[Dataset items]
####

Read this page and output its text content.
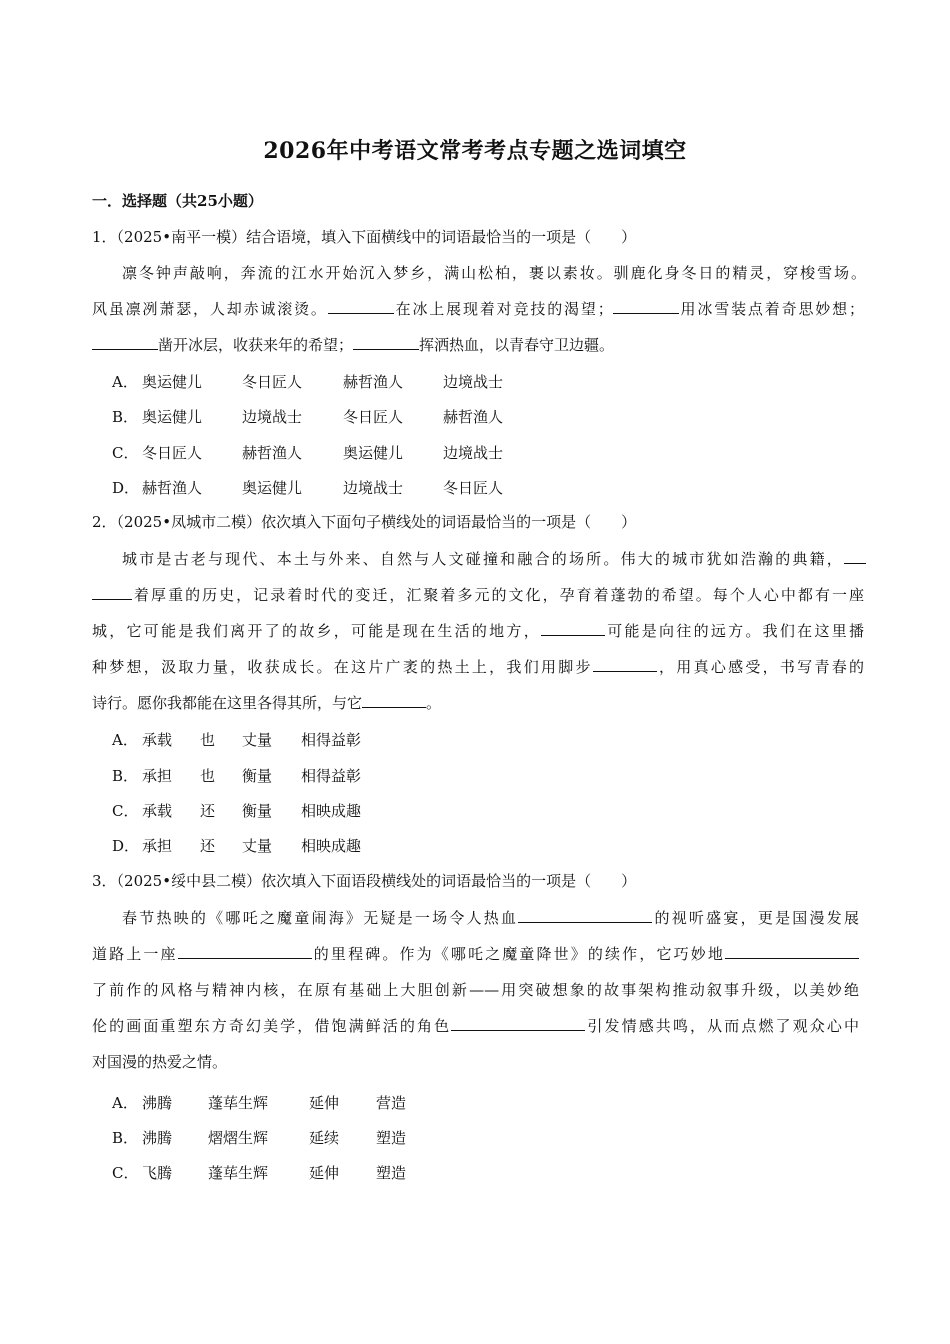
2026年中考语文常考考点专题之选词填空
一．选择题（共25小题）
1．（2025•南平一模）结合语境，填入下面横线中的词语最恰当的一项是（　　）
凛冬钟声敲响，奔流的江水开始沉入梦乡，满山松柏，裹以素妆。驯鹿化身冬日的精灵，穿梭雪场。
风虽凛冽萧瑟，人却赤诚滚烫。	在冰上展现着对竞技的渴望；	用冰雪装点着奇思妙想；
凿开冰层，收获来年的希望；	挥洒热血，以青春守卫边疆。
A． 奥运健儿	冬日匠人	赫哲渔人	边境战士
B． 奥运健儿	边境战士	冬日匠人	赫哲渔人
C． 冬日匠人	赫哲渔人	奥运健儿	边境战士
D． 赫哲渔人	奥运健儿	边境战士	冬日匠人
2．（2025•凤城市二模）依次填入下面句子横线处的词语最恰当的一项是（　　）
城市是古老与现代、本土与外来、自然与人文碰撞和融合的场所。伟大的城市犹如浩瀚的典籍，
着厚重的历史，记录着时代的变迁，汇聚着多元的文化，孕育着蓬勃的希望。每个人心中都有一座
城，它可能是我们离开了的故乡，可能是现在生活的地方，	可能是向往的远方。我们在这里播
种梦想，汲取力量，收获成长。在这片广袤的热土上，我们用脚步	，用真心感受，书写青春的
诗行。愿你我都能在这里各得其所，与它	。
A． 承载 也 丈量 相得益彰
B． 承担 也 衡量 相得益彰
C． 承载 还 衡量 相映成趣
D． 承担 还 丈量 相映成趣
3．（2025•绥中县二模）依次填入下面语段横线处的词语最恰当的一项是（　　）
春节热映的《哪吒之魔童闹海》无疑是一场令人热血	的视听盛宴，更是国漫发展
道路上一座	的里程碑。作为《哪吒之魔童降世》的续作，它巧妙地
了前作的风格与精神内核，在原有基础上大胆创新——用突破想象的故事架构推动叙事升级，以美妙绝
伦的画面重塑东方奇幻美学，借饱满鲜活的角色	引发情感共鸣，从而点燃了观众心中
对国漫的热爱之情。
A． 沸腾 蓬荜生辉	延伸 营造
B． 沸腾 熠熠生辉	延续 塑造
C． 飞腾 蓬荜生辉	延伸 塑造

####

WHAT NEEDS TO BE DONE:
Repeat the material above in full and unchanged, minus its images.

WRITTEN RESPONSE:
Read this page and output its text content.
2026年中考语文常考考点专题之选词填空
一．选择题（共25小题）
1．（2025•南平一模）结合语境，填入下面横线中的词语最恰当的一项是（　　）
凛冬钟声敲响，奔流的江水开始沉入梦乡，满山松柏，裹以素妆。驯鹿化身冬日的精灵，穿梭雪场。
风虽凛冽萧瑟，人却赤诚滚烫。	在冰上展现着对竞技的渴望；	用冰雪装点着奇思妙想；
凿开冰层，收获来年的希望；	挥洒热血，以青春守卫边疆。
A． 奥运健儿	冬日匠人	赫哲渔人	边境战士
B． 奥运健儿	边境战士	冬日匠人	赫哲渔人
C． 冬日匠人	赫哲渔人	奥运健儿	边境战士
D． 赫哲渔人	奥运健儿	边境战士	冬日匠人
2．（2025•凤城市二模）依次填入下面句子横线处的词语最恰当的一项是（　　）
城市是古老与现代、本土与外来、自然与人文碰撞和融合的场所。伟大的城市犹如浩瀚的典籍，
着厚重的历史，记录着时代的变迁，汇聚着多元的文化，孕育着蓬勃的希望。每个人心中都有一座
城，它可能是我们离开了的故乡，可能是现在生活的地方，	可能是向往的远方。我们在这里播
种梦想，汲取力量，收获成长。在这片广袤的热土上，我们用脚步	，用真心感受，书写青春的
诗行。愿你我都能在这里各得其所，与它	。
A． 承载 也 丈量 相得益彰
B． 承担 也 衡量 相得益彰
C． 承载 还 衡量 相映成趣
D． 承担 还 丈量 相映成趣
3．（2025•绥中县二模）依次填入下面语段横线处的词语最恰当的一项是（　　）
春节热映的《哪吒之魔童闹海》无疑是一场令人热血	的视听盛宴，更是国漫发展
道路上一座	的里程碑。作为《哪吒之魔童降世》的续作，它巧妙地
了前作的风格与精神内核，在原有基础上大胆创新——用突破想象的故事架构推动叙事升级，以美妙绝
伦的画面重塑东方奇幻美学，借饱满鲜活的角色	引发情感共鸣，从而点燃了观众心中
对国漫的热爱之情。
A． 沸腾 蓬荜生辉	延伸 营造
B． 沸腾 熠熠生辉	延续 塑造
C． 飞腾 蓬荜生辉	延伸 塑造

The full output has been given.